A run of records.
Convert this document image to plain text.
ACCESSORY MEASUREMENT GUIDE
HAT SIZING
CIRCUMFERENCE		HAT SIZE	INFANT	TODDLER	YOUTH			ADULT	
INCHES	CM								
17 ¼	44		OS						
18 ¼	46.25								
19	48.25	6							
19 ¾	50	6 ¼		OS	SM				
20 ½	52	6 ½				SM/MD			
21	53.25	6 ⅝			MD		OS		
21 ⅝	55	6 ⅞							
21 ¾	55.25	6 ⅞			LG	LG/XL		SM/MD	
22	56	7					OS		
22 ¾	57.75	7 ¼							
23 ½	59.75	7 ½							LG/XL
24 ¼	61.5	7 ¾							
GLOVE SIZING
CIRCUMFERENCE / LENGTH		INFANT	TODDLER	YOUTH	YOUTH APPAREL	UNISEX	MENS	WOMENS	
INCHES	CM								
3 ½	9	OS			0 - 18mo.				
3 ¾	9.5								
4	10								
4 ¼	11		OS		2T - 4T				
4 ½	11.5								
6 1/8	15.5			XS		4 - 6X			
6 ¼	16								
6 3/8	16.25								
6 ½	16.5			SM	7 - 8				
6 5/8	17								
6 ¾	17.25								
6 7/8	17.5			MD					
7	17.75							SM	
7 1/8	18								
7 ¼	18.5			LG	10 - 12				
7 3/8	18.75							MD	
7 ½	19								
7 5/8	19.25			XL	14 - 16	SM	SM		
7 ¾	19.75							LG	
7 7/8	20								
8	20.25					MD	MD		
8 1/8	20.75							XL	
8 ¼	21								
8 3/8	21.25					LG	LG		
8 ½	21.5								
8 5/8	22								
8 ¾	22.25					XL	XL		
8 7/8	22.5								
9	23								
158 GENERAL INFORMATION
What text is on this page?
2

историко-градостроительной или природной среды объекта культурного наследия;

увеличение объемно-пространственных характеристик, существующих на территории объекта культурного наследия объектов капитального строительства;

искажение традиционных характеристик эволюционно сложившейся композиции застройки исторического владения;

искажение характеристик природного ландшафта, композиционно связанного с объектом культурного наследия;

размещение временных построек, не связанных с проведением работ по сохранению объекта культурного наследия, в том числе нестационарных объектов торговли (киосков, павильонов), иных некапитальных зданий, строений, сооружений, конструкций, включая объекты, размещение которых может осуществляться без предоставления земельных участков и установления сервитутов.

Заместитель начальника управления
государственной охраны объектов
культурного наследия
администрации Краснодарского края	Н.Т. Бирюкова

Your goal.
Copy out all lines that carry the word "this".

Worked answer.
Convert this document image to plain text.
What text is on this page?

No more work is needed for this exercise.